Check every line of the entries below for the word "为管理员启用网络连接设置", and copy the ones that have it.
☆ ☆ ☆ ☆ ☆
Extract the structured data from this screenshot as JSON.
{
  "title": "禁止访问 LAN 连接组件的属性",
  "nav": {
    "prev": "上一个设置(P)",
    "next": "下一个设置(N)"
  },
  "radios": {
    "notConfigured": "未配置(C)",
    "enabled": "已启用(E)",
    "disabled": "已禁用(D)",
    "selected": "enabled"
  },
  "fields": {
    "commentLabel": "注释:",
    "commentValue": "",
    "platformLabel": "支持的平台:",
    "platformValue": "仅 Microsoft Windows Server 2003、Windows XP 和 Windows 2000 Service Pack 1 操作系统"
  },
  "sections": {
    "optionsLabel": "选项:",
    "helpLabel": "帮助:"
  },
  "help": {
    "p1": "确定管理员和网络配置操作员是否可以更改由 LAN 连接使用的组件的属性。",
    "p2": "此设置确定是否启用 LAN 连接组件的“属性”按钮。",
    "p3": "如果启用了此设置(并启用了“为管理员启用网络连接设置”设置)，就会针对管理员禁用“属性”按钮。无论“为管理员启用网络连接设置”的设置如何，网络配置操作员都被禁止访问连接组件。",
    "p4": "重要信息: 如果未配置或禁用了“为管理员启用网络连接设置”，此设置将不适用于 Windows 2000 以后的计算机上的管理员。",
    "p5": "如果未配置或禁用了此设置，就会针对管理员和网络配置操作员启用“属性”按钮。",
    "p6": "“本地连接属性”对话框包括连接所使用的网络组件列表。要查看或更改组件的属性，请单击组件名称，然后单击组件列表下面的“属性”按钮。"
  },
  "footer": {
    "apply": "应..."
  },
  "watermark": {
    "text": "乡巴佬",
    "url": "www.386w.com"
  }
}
☆ ☆ ☆ ☆ ☆
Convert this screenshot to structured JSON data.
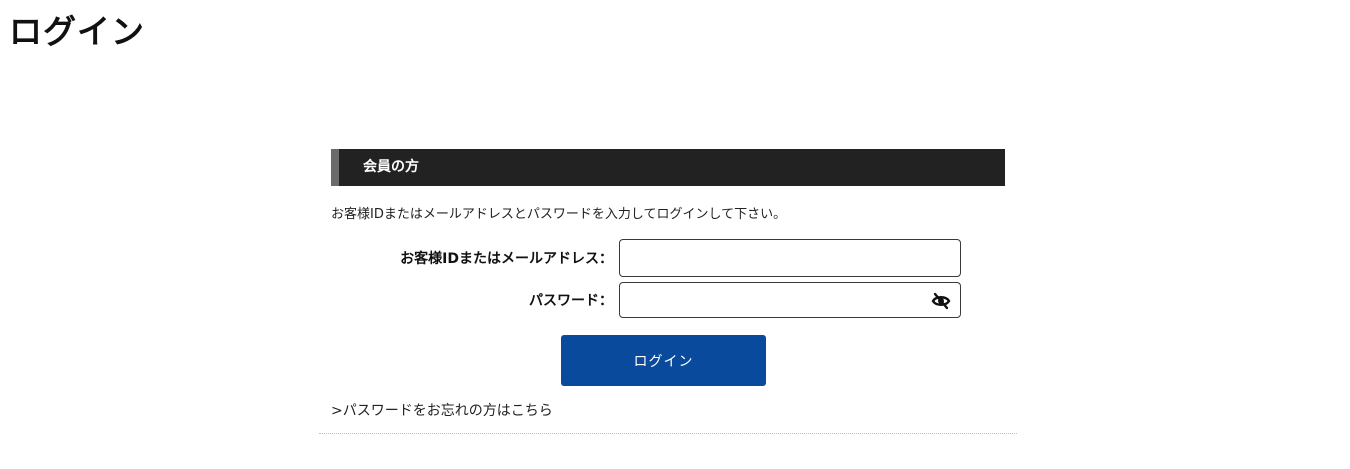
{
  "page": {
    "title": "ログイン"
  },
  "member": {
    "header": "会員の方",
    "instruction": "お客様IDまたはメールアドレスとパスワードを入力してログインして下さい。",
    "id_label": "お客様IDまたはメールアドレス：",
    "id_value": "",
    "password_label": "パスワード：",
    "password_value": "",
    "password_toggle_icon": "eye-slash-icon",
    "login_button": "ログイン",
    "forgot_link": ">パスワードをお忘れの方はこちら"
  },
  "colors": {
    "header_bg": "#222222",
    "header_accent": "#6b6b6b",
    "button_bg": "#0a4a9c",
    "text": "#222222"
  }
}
☆ ☆ ☆ ☆ ☆
» **FINISHED TASK**:
    "p3": "如果启用了此设置(并启用了“为管理员启用网络连接设置”设置)，就会针对管理员禁用“属性”按钮。无论“为管理员启用网络连接设置”的设置如何，网络配置操作员都被禁止访问连接组件。",
    "p4": "重要信息: 如果未配置或禁用了“为管理员启用网络连接设置”，此设置将不适用于 Windows 2000 以后的计算机上的管理员。",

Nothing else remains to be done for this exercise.